- Brief -
Every entry below must appear again, exactly as written.

(Extracts from a graphics dataset)
▼

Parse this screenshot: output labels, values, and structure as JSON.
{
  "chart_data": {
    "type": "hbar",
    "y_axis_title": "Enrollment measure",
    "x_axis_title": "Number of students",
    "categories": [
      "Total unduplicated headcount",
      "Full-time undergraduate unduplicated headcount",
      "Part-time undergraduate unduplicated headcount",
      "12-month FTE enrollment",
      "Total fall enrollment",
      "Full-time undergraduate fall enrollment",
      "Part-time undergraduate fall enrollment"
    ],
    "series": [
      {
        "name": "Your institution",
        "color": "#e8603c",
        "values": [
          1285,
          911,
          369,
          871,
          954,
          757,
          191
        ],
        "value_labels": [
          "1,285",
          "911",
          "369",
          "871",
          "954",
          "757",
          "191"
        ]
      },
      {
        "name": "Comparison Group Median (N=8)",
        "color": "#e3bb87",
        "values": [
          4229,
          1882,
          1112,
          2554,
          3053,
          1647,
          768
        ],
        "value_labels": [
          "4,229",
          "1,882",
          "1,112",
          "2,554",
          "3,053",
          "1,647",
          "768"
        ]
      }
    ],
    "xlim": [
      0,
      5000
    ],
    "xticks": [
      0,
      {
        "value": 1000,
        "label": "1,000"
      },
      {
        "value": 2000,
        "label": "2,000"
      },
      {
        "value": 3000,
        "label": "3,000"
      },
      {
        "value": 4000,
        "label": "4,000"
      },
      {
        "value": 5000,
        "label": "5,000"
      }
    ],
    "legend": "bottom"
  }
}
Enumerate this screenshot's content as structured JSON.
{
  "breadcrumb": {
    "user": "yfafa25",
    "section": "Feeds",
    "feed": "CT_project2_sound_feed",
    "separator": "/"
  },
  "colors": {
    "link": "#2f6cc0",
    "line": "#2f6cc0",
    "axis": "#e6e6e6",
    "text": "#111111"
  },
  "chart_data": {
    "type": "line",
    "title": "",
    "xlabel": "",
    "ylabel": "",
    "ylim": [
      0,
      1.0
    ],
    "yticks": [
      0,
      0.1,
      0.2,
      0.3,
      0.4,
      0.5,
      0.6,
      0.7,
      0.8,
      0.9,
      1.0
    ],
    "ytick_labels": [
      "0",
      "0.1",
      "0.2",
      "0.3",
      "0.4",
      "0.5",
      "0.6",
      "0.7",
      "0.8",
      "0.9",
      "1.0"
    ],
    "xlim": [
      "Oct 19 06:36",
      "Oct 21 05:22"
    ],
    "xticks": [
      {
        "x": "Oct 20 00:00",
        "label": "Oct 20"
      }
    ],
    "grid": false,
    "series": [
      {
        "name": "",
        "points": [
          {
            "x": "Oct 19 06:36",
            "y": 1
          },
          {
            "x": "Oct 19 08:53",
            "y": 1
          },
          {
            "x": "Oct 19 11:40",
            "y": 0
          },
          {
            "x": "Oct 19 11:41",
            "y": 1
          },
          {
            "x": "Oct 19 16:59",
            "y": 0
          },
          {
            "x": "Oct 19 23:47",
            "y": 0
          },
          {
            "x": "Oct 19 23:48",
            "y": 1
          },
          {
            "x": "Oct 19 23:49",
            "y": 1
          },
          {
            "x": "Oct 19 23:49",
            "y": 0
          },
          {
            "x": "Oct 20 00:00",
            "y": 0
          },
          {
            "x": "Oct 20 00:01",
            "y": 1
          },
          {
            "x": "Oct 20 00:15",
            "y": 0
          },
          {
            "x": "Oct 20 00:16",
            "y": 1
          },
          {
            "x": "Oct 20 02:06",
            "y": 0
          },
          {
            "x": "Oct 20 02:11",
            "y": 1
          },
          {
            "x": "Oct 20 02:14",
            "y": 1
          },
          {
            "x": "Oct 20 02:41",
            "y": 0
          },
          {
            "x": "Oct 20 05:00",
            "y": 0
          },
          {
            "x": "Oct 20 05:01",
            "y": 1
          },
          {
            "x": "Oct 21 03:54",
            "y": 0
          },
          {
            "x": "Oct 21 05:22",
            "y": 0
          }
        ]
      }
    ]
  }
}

▲

- Reply to the task -
Parse this screenshot: output labels, values, and structure as JSON.
{
  "chart_data": {
    "type": "hbar",
    "y_axis_title": "Enrollment measure",
    "x_axis_title": "Number of students",
    "categories": [
      "Total unduplicated headcount",
      "Full-time undergraduate unduplicated headcount",
      "Part-time undergraduate unduplicated headcount",
      "12-month FTE enrollment",
      "Total fall enrollment",
      "Full-time undergraduate fall enrollment",
      "Part-time undergraduate fall enrollment"
    ],
    "series": [
      {
        "name": "Your institution",
        "color": "#e8603c",
        "values": [
          1285,
          911,
          369,
          871,
          954,
          757,
          191
        ],
        "value_labels": [
          "1,285",
          "911",
          "369",
          "871",
          "954",
          "757",
          "191"
        ]
      },
      {
        "name": "Comparison Group Median (N=8)",
        "color": "#e3bb87",
        "values": [
          4229,
          1882,
          1112,
          2554,
          3053,
          1647,
          768
        ],
        "value_labels": [
          "4,229",
          "1,882",
          "1,112",
          "2,554",
          "3,053",
          "1,647",
          "768"
        ]
      }
    ],
    "xlim": [
      0,
      5000
    ],
    "xticks": [
      0,
      {
        "value": 1000,
        "label": "1,000"
      },
      {
        "value": 2000,
        "label": "2,000"
      },
      {
        "value": 3000,
        "label": "3,000"
      },
      {
        "value": 4000,
        "label": "4,000"
      },
      {
        "value": 5000,
        "label": "5,000"
      }
    ],
    "legend": "bottom"
  }
}
Enumerate this screenshot's content as structured JSON.
{
  "breadcrumb": {
    "user": "yfafa25",
    "section": "Feeds",
    "feed": "CT_project2_sound_feed",
    "separator": "/"
  },
  "colors": {
    "link": "#2f6cc0",
    "line": "#2f6cc0",
    "axis": "#e6e6e6",
    "text": "#111111"
  },
  "chart_data": {
    "type": "line",
    "title": "",
    "xlabel": "",
    "ylabel": "",
    "ylim": [
      0,
      1.0
    ],
    "yticks": [
      0,
      0.1,
      0.2,
      0.3,
      0.4,
      0.5,
      0.6,
      0.7,
      0.8,
      0.9,
      1.0
    ],
    "ytick_labels": [
      "0",
      "0.1",
      "0.2",
      "0.3",
      "0.4",
      "0.5",
      "0.6",
      "0.7",
      "0.8",
      "0.9",
      "1.0"
    ],
    "xlim": [
      "Oct 19 06:36",
      "Oct 21 05:22"
    ],
    "xticks": [
      {
        "x": "Oct 20 00:00",
        "label": "Oct 20"
      }
    ],
    "grid": false,
    "series": [
      {
        "name": "",
        "points": [
          {
            "x": "Oct 19 06:36",
            "y": 1
          },
          {
            "x": "Oct 19 08:53",
            "y": 1
          },
          {
            "x": "Oct 19 11:40",
            "y": 0
          },
          {
            "x": "Oct 19 11:41",
            "y": 1
          },
          {
            "x": "Oct 19 16:59",
            "y": 0
          },
          {
            "x": "Oct 19 23:47",
            "y": 0
          },
          {
            "x": "Oct 19 23:48",
            "y": 1
          },
          {
            "x": "Oct 19 23:49",
            "y": 1
          },
          {
            "x": "Oct 19 23:49",
            "y": 0
          },
          {
            "x": "Oct 20 00:00",
            "y": 0
          },
          {
            "x": "Oct 20 00:01",
            "y": 1
          },
          {
            "x": "Oct 20 00:15",
            "y": 0
          },
          {
            "x": "Oct 20 00:16",
            "y": 1
          },
          {
            "x": "Oct 20 02:06",
            "y": 0
          },
          {
            "x": "Oct 20 02:11",
            "y": 1
          },
          {
            "x": "Oct 20 02:14",
            "y": 1
          },
          {
            "x": "Oct 20 02:41",
            "y": 0
          },
          {
            "x": "Oct 20 05:00",
            "y": 0
          },
          {
            "x": "Oct 20 05:01",
            "y": 1
          },
          {
            "x": "Oct 21 03:54",
            "y": 0
          },
          {
            "x": "Oct 21 05:22",
            "y": 0
          }
        ]
      }
    ]
  }
}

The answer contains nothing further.